Data supplied →
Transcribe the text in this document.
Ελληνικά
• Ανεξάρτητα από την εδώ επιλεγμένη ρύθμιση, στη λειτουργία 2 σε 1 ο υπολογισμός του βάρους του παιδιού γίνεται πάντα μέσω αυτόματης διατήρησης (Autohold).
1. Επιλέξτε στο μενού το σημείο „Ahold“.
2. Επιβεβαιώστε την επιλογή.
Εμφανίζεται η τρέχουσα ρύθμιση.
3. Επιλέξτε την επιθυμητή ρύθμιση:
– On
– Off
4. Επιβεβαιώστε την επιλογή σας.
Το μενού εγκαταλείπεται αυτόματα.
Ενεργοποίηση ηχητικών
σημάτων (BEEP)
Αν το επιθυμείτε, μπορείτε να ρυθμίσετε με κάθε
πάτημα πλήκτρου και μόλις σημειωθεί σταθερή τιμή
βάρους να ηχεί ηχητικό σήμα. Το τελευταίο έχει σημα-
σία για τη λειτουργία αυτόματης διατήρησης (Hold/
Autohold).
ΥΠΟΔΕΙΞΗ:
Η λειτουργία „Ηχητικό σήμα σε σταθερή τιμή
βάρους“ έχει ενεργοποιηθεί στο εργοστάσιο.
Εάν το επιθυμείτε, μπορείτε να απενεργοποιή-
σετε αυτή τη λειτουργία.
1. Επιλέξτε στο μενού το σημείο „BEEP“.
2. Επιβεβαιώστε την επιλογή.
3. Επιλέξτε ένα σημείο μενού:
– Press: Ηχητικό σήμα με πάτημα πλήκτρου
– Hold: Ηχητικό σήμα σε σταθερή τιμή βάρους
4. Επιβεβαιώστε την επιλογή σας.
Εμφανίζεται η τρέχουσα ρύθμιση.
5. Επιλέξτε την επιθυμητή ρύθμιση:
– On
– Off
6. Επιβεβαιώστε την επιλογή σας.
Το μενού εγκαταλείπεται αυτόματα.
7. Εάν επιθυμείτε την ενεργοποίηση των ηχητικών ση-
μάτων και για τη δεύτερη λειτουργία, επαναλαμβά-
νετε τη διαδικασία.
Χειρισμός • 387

Written exercise →
Reproduce every record above exactly as it appears.

Full response →
Transcribe the text in this document.
Ελληνικά
• Ανεξάρτητα από την εδώ επιλεγμένη ρύθμιση, στη λειτουργία 2 σε 1 ο υπολογισμός του βάρους του παιδιού γίνεται πάντα μέσω αυτόματης διατήρησης (Autohold).
1. Επιλέξτε στο μενού το σημείο „Ahold“.
2. Επιβεβαιώστε την επιλογή.
Εμφανίζεται η τρέχουσα ρύθμιση.
3. Επιλέξτε την επιθυμητή ρύθμιση:
– On
– Off
4. Επιβεβαιώστε την επιλογή σας.
Το μενού εγκαταλείπεται αυτόματα.
Ενεργοποίηση ηχητικών
σημάτων (BEEP)
Αν το επιθυμείτε, μπορείτε να ρυθμίσετε με κάθε
πάτημα πλήκτρου και μόλις σημειωθεί σταθερή τιμή
βάρους να ηχεί ηχητικό σήμα. Το τελευταίο έχει σημα-
σία για τη λειτουργία αυτόματης διατήρησης (Hold/
Autohold).
ΥΠΟΔΕΙΞΗ:
Η λειτουργία „Ηχητικό σήμα σε σταθερή τιμή
βάρους“ έχει ενεργοποιηθεί στο εργοστάσιο.
Εάν το επιθυμείτε, μπορείτε να απενεργοποιή-
σετε αυτή τη λειτουργία.
1. Επιλέξτε στο μενού το σημείο „BEEP“.
2. Επιβεβαιώστε την επιλογή.
3. Επιλέξτε ένα σημείο μενού:
– Press: Ηχητικό σήμα με πάτημα πλήκτρου
– Hold: Ηχητικό σήμα σε σταθερή τιμή βάρους
4. Επιβεβαιώστε την επιλογή σας.
Εμφανίζεται η τρέχουσα ρύθμιση.
5. Επιλέξτε την επιθυμητή ρύθμιση:
– On
– Off
6. Επιβεβαιώστε την επιλογή σας.
Το μενού εγκαταλείπεται αυτόματα.
7. Εάν επιθυμείτε την ενεργοποίηση των ηχητικών ση-
μάτων και για τη δεύτερη λειτουργία, επαναλαμβά-
νετε τη διαδικασία.
Χειρισμός • 387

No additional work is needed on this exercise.